[Data for processing start]

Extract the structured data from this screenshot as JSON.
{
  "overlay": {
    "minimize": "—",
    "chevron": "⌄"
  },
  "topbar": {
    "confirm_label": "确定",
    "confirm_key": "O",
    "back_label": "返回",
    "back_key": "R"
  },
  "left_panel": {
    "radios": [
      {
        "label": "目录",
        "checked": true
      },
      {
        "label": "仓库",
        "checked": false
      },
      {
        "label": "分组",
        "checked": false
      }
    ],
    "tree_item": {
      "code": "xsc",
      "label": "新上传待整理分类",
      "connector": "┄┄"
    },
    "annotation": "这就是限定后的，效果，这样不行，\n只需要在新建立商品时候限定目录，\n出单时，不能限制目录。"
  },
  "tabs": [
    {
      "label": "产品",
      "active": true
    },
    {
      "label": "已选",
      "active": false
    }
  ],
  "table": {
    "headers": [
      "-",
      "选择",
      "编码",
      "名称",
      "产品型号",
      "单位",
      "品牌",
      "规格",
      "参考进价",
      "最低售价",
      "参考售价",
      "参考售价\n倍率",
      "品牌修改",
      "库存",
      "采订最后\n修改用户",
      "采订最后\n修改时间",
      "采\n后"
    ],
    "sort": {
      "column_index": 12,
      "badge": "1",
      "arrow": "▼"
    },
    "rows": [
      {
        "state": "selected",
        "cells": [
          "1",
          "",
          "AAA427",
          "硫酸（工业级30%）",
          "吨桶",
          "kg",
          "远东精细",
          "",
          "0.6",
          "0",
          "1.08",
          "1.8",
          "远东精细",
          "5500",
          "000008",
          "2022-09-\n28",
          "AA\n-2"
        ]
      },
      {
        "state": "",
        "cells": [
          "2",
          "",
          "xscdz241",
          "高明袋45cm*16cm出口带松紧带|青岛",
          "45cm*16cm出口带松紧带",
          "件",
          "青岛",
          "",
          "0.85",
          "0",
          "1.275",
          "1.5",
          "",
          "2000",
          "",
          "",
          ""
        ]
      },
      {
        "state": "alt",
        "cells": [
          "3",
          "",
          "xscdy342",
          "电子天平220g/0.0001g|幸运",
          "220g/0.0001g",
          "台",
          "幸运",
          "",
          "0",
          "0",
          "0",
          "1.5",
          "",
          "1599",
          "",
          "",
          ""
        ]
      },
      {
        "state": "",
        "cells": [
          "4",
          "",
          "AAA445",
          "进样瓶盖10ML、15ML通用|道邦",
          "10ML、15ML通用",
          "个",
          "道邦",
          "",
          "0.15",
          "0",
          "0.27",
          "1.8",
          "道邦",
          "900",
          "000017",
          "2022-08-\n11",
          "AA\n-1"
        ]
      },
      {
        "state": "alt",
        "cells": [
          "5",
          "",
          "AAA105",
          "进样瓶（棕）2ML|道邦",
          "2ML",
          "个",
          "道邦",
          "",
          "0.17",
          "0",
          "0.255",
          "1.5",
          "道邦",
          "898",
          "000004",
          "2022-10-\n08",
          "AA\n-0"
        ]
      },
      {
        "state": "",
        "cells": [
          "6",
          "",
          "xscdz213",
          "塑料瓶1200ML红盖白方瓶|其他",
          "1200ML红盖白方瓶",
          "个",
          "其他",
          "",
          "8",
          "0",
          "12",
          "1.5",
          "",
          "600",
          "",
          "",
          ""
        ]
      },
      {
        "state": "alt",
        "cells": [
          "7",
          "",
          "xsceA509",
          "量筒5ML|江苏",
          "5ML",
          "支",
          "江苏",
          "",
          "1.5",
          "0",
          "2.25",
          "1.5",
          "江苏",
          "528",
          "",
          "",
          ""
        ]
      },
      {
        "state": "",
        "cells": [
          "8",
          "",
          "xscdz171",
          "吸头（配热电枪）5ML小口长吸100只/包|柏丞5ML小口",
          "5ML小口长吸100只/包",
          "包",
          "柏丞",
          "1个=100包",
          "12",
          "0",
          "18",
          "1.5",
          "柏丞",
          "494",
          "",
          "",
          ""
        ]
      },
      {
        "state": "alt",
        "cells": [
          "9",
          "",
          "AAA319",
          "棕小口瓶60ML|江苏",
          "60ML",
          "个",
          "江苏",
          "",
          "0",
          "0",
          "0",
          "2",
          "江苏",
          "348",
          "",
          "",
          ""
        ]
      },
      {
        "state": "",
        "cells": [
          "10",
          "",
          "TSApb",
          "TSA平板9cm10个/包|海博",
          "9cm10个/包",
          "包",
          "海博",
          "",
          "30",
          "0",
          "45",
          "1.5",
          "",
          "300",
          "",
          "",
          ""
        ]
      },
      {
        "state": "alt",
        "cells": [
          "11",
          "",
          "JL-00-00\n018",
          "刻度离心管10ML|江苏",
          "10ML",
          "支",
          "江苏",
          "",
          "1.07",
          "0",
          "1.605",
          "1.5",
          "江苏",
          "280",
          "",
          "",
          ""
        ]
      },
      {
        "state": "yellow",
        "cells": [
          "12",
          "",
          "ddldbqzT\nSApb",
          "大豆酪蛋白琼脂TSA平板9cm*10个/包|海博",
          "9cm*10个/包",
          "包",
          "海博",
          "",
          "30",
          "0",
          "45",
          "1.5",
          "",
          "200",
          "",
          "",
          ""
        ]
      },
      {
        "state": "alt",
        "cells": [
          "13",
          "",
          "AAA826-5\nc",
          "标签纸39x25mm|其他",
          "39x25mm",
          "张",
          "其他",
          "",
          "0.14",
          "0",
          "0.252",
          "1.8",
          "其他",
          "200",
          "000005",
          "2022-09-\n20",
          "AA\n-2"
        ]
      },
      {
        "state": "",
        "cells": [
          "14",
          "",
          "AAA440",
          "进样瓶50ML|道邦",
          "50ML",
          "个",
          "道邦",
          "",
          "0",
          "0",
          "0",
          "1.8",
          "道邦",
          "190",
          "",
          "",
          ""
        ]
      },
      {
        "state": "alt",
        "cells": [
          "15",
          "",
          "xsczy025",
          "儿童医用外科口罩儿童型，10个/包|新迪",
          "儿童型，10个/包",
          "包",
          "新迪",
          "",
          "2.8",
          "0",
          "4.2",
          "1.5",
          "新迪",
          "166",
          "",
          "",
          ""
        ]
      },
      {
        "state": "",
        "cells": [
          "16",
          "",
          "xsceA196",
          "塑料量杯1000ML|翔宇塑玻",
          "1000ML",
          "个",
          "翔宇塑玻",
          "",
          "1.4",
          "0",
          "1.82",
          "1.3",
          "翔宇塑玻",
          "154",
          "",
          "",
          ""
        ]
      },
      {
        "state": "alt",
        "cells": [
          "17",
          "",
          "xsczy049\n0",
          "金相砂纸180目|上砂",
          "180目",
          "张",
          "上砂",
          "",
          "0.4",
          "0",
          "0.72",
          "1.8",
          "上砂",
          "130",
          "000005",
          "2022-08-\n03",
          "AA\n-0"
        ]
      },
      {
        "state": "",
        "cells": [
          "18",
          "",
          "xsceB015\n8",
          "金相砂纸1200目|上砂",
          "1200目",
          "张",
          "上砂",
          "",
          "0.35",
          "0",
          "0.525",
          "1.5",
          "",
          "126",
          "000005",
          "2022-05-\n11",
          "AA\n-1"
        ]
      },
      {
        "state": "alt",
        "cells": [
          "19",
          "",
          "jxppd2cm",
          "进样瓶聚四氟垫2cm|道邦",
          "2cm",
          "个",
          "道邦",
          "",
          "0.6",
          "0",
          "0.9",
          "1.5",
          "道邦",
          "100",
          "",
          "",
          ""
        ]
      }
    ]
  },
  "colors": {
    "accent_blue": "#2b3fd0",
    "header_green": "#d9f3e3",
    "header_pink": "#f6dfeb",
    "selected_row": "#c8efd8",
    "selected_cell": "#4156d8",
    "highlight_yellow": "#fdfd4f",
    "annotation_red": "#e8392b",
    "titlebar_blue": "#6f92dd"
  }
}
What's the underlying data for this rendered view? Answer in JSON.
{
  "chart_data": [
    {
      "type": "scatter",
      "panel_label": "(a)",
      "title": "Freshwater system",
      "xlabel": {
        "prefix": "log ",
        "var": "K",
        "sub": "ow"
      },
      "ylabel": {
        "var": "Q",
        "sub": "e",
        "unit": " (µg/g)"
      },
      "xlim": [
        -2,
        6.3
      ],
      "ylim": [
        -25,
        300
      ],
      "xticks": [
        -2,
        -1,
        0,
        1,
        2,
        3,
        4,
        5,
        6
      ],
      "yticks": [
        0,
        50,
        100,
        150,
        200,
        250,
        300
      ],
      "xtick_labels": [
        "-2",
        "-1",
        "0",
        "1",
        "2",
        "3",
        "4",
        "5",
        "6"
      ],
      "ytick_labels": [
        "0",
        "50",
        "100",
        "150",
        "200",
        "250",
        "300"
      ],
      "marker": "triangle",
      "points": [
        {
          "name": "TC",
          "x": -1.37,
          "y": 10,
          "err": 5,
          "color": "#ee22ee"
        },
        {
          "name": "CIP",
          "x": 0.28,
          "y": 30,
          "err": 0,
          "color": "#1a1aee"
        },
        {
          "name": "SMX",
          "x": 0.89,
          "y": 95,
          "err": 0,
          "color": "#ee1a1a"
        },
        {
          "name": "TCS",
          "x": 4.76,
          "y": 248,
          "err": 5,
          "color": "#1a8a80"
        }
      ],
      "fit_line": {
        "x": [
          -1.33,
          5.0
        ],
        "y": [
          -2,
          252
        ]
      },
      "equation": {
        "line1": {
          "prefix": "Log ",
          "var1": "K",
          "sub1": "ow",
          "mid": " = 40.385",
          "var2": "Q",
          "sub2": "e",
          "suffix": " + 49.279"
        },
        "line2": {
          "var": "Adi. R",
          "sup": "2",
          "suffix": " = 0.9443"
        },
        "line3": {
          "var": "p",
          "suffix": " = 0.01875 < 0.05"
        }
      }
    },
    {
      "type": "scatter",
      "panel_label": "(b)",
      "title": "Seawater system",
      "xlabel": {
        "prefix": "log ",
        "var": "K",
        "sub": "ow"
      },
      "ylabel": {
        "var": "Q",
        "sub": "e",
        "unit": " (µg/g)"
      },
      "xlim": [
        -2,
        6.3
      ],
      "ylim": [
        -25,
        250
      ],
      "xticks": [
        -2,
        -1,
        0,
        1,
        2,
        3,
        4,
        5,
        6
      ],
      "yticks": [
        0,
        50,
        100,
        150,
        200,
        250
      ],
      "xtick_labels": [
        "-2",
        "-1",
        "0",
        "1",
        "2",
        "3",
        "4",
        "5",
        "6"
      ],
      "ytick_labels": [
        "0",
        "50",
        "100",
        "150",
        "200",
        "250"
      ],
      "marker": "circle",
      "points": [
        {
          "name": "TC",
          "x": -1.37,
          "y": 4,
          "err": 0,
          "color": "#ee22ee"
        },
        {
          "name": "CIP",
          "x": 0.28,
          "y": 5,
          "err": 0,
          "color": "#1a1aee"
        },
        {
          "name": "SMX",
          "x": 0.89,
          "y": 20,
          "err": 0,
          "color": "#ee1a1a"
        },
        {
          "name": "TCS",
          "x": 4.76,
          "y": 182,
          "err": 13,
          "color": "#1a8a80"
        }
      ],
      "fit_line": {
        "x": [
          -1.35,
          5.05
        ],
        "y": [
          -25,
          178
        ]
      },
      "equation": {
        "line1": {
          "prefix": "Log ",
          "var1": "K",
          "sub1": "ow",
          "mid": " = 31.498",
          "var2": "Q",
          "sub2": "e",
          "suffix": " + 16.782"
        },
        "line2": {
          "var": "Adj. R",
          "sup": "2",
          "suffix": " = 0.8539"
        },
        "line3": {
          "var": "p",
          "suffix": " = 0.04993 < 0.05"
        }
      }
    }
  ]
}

[Data for processing end]

* **Task brief**: Report only a number: how many lines in the material above contain the string "this".

* **Expected answer**: 2